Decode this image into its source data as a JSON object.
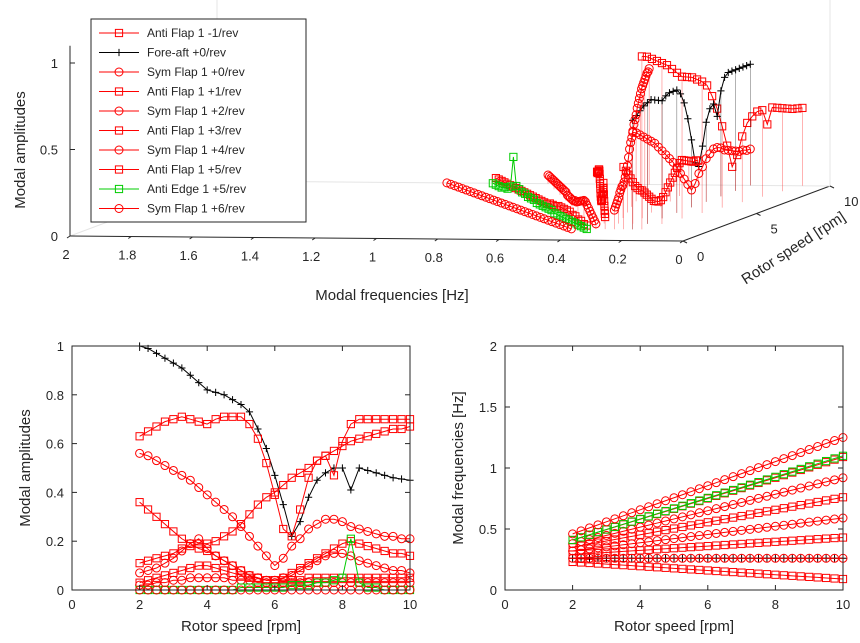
{
  "chart_data": [
    {
      "type": "line3d",
      "xlabel": "Modal frequencies [Hz]",
      "ylabel": "Rotor speed [rpm]",
      "zlabel": "Modal amplitudes",
      "xlim": [
        0,
        2
      ],
      "ylim": [
        0,
        10
      ],
      "zlim": [
        0,
        1
      ],
      "xticks": [
        "2",
        "1.8",
        "1.6",
        "1.4",
        "1.2",
        "1",
        "0.8",
        "0.6",
        "0.4",
        "0.2",
        "0"
      ],
      "yticks": [
        "0",
        "5",
        "10"
      ],
      "zticks": [
        "0",
        "0.5",
        "1"
      ],
      "grid": "off",
      "legend_position": "top-left",
      "legend": [
        {
          "label": "Anti Flap 1 -1/rev",
          "color": "#ff0000",
          "marker": "square"
        },
        {
          "label": "Fore-aft +0/rev",
          "color": "#000000",
          "marker": "plus"
        },
        {
          "label": "Sym Flap 1 +0/rev",
          "color": "#ff0000",
          "marker": "circle"
        },
        {
          "label": "Anti Flap 1 +1/rev",
          "color": "#ff0000",
          "marker": "square"
        },
        {
          "label": "Sym Flap 1 +2/rev",
          "color": "#ff0000",
          "marker": "circle"
        },
        {
          "label": "Anti Flap 1 +3/rev",
          "color": "#ff0000",
          "marker": "square"
        },
        {
          "label": "Sym Flap 1 +4/rev",
          "color": "#ff0000",
          "marker": "circle"
        },
        {
          "label": "Anti Flap 1 +5/rev",
          "color": "#ff0000",
          "marker": "square"
        },
        {
          "label": "Anti Edge 1 +5/rev",
          "color": "#00cc00",
          "marker": "square"
        },
        {
          "label": "Sym Flap 1 +6/rev",
          "color": "#ff0000",
          "marker": "circle"
        }
      ]
    },
    {
      "type": "line",
      "xlabel": "Rotor speed [rpm]",
      "ylabel": "Modal amplitudes",
      "xlim": [
        0,
        10
      ],
      "ylim": [
        0,
        1
      ],
      "xticks": [
        "0",
        "2",
        "4",
        "6",
        "8",
        "10"
      ],
      "yticks": [
        "0",
        "0.2",
        "0.4",
        "0.6",
        "0.8",
        "1"
      ],
      "x": [
        2,
        2.25,
        2.5,
        2.75,
        3,
        3.25,
        3.5,
        3.75,
        4,
        4.25,
        4.5,
        4.75,
        5,
        5.25,
        5.5,
        5.75,
        6,
        6.25,
        6.5,
        6.75,
        7,
        7.25,
        7.5,
        7.75,
        8,
        8.25,
        8.5,
        8.75,
        9,
        9.25,
        9.5,
        9.75,
        10
      ],
      "series": [
        {
          "color": "#000000",
          "marker": "plus",
          "values": [
            1.0,
            0.99,
            0.97,
            0.95,
            0.93,
            0.91,
            0.88,
            0.85,
            0.82,
            0.81,
            0.8,
            0.78,
            0.76,
            0.73,
            0.66,
            0.58,
            0.47,
            0.35,
            0.22,
            0.28,
            0.38,
            0.45,
            0.48,
            0.5,
            0.5,
            0.41,
            0.5,
            0.49,
            0.48,
            0.47,
            0.46,
            0.455,
            0.45
          ]
        },
        {
          "color": "#ff0000",
          "marker": "square",
          "values": [
            0.63,
            0.65,
            0.67,
            0.69,
            0.7,
            0.71,
            0.7,
            0.69,
            0.68,
            0.7,
            0.71,
            0.71,
            0.71,
            0.68,
            0.62,
            0.52,
            0.39,
            0.25,
            0.22,
            0.33,
            0.46,
            0.53,
            0.55,
            0.47,
            0.61,
            0.68,
            0.7,
            0.7,
            0.7,
            0.7,
            0.7,
            0.7,
            0.7
          ]
        },
        {
          "color": "#ff0000",
          "marker": "circle",
          "values": [
            0.56,
            0.55,
            0.53,
            0.51,
            0.49,
            0.47,
            0.45,
            0.42,
            0.39,
            0.36,
            0.33,
            0.3,
            0.26,
            0.22,
            0.18,
            0.14,
            0.1,
            0.13,
            0.18,
            0.21,
            0.25,
            0.27,
            0.29,
            0.29,
            0.28,
            0.26,
            0.25,
            0.24,
            0.23,
            0.22,
            0.22,
            0.21,
            0.21
          ]
        },
        {
          "color": "#ff0000",
          "marker": "square",
          "values": [
            0.36,
            0.33,
            0.3,
            0.27,
            0.24,
            0.21,
            0.19,
            0.17,
            0.16,
            0.14,
            0.12,
            0.1,
            0.08,
            0.06,
            0.05,
            0.04,
            0.04,
            0.05,
            0.07,
            0.09,
            0.11,
            0.13,
            0.15,
            0.17,
            0.19,
            0.2,
            0.19,
            0.18,
            0.17,
            0.16,
            0.15,
            0.15,
            0.14
          ]
        },
        {
          "color": "#ff0000",
          "marker": "square",
          "values": [
            0.11,
            0.12,
            0.13,
            0.14,
            0.15,
            0.17,
            0.18,
            0.19,
            0.19,
            0.2,
            0.22,
            0.24,
            0.27,
            0.31,
            0.35,
            0.38,
            0.4,
            0.43,
            0.46,
            0.48,
            0.5,
            0.53,
            0.55,
            0.57,
            0.59,
            0.61,
            0.62,
            0.63,
            0.64,
            0.65,
            0.66,
            0.66,
            0.67
          ]
        },
        {
          "color": "#ff0000",
          "marker": "circle",
          "values": [
            0.07,
            0.08,
            0.09,
            0.11,
            0.13,
            0.16,
            0.19,
            0.21,
            0.17,
            0.14,
            0.12,
            0.1,
            0.08,
            0.06,
            0.05,
            0.04,
            0.04,
            0.05,
            0.06,
            0.08,
            0.1,
            0.12,
            0.14,
            0.15,
            0.15,
            0.14,
            0.12,
            0.11,
            0.1,
            0.09,
            0.08,
            0.08,
            0.07
          ]
        },
        {
          "color": "#ff0000",
          "marker": "square",
          "values": [
            0.03,
            0.04,
            0.05,
            0.06,
            0.07,
            0.08,
            0.09,
            0.1,
            0.1,
            0.09,
            0.08,
            0.07,
            0.06,
            0.05,
            0.05,
            0.04,
            0.04,
            0.04,
            0.04,
            0.04,
            0.05,
            0.05,
            0.05,
            0.05,
            0.05,
            0.05,
            0.05,
            0.05,
            0.05,
            0.05,
            0.05,
            0.05,
            0.05
          ]
        },
        {
          "color": "#ff0000",
          "marker": "circle",
          "values": [
            0.02,
            0.02,
            0.03,
            0.03,
            0.04,
            0.04,
            0.05,
            0.05,
            0.05,
            0.05,
            0.05,
            0.04,
            0.04,
            0.04,
            0.03,
            0.03,
            0.03,
            0.03,
            0.03,
            0.03,
            0.03,
            0.03,
            0.03,
            0.03,
            0.03,
            0.03,
            0.03,
            0.03,
            0.03,
            0.03,
            0.03,
            0.03,
            0.03
          ]
        },
        {
          "color": "#00cc00",
          "marker": "square",
          "values": [
            0.0,
            0.0,
            0.0,
            0.0,
            0.0,
            0.0,
            0.0,
            0.0,
            0.0,
            0.0,
            0.0,
            0.0,
            0.01,
            0.01,
            0.01,
            0.01,
            0.01,
            0.01,
            0.02,
            0.02,
            0.02,
            0.03,
            0.03,
            0.04,
            0.05,
            0.21,
            0.03,
            0.01,
            0.01,
            0.0,
            0.0,
            0.0,
            0.0
          ]
        },
        {
          "color": "#ff0000",
          "marker": "circle",
          "values": [
            0.0,
            0.0,
            0.0,
            0.0,
            0.0,
            0.0,
            0.0,
            0.0,
            0.0,
            0.0,
            0.0,
            0.0,
            0.0,
            0.0,
            0.0,
            0.0,
            0.0,
            0.0,
            0.0,
            0.0,
            0.0,
            0.0,
            0.0,
            0.0,
            0.0,
            0.0,
            0.0,
            0.0,
            0.0,
            0.0,
            0.0,
            0.0,
            0.0
          ]
        }
      ]
    },
    {
      "type": "line",
      "xlabel": "Rotor speed [rpm]",
      "ylabel": "Modal frequencies [Hz]",
      "xlim": [
        0,
        10
      ],
      "ylim": [
        0,
        2
      ],
      "xticks": [
        "0",
        "2",
        "4",
        "6",
        "8",
        "10"
      ],
      "yticks": [
        "0",
        "0.5",
        "1",
        "1.5",
        "2"
      ],
      "x": [
        2,
        2.25,
        2.5,
        2.75,
        3,
        3.25,
        3.5,
        3.75,
        4,
        4.25,
        4.5,
        4.75,
        5,
        5.25,
        5.5,
        5.75,
        6,
        6.25,
        6.5,
        6.75,
        7,
        7.25,
        7.5,
        7.75,
        8,
        8.25,
        8.5,
        8.75,
        9,
        9.25,
        9.5,
        9.75,
        10
      ],
      "series": [
        {
          "color": "#ff0000",
          "marker": "square",
          "start": 0.23,
          "end": 0.09
        },
        {
          "color": "#000000",
          "marker": "plus",
          "start": 0.26,
          "end": 0.26
        },
        {
          "color": "#ff0000",
          "marker": "circle",
          "start": 0.26,
          "end": 0.26
        },
        {
          "color": "#ff0000",
          "marker": "square",
          "start": 0.29,
          "end": 0.43
        },
        {
          "color": "#ff0000",
          "marker": "circle",
          "start": 0.32,
          "end": 0.59
        },
        {
          "color": "#ff0000",
          "marker": "square",
          "start": 0.35,
          "end": 0.76
        },
        {
          "color": "#ff0000",
          "marker": "circle",
          "start": 0.38,
          "end": 0.92
        },
        {
          "color": "#ff0000",
          "marker": "square",
          "start": 0.41,
          "end": 1.09
        },
        {
          "color": "#00cc00",
          "marker": "square",
          "start": 0.41,
          "end": 1.1
        },
        {
          "color": "#ff0000",
          "marker": "circle",
          "start": 0.46,
          "end": 1.25
        }
      ]
    }
  ]
}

= = = = = = =

From the entries, copy out each line containing the word "ylabel".

[REPLY]:
      "ylabel": "Rotor speed [rpm]",
      "ylabel": "Modal amplitudes",
      "ylabel": "Modal frequencies [Hz]",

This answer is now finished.